Where does the string "Connector" appear? Copy every line of the entries below that holds it.

[Begin]

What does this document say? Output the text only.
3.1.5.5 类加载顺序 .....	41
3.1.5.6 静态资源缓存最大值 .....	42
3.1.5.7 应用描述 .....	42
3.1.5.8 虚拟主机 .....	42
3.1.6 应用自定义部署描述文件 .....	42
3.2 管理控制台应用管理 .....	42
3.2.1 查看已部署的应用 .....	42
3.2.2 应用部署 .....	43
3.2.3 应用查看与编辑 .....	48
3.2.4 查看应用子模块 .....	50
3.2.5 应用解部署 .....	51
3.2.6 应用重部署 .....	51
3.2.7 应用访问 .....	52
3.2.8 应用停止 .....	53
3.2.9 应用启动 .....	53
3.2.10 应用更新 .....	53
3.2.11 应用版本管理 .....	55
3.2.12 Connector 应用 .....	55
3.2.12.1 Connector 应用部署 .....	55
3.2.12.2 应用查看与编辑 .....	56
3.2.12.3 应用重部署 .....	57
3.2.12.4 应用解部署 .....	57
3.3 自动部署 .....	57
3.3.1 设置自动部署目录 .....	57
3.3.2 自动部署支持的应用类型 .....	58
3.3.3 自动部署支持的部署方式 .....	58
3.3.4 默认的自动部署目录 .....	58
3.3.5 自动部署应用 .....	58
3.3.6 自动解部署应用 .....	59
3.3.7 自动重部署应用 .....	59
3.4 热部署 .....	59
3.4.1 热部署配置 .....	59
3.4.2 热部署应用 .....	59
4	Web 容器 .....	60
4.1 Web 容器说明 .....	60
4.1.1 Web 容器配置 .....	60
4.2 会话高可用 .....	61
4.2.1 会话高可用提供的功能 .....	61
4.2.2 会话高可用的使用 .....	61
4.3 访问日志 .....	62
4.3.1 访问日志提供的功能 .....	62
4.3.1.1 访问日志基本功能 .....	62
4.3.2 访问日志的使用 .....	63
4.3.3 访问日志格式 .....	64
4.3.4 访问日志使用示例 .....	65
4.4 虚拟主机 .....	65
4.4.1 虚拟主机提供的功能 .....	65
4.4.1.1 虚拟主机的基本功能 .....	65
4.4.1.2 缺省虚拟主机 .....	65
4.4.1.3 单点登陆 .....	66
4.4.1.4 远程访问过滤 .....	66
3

[End]

#### Answer to this task
3.2.12 Connector 应用 .....	55
3.2.12.1 Connector 应用部署 .....	55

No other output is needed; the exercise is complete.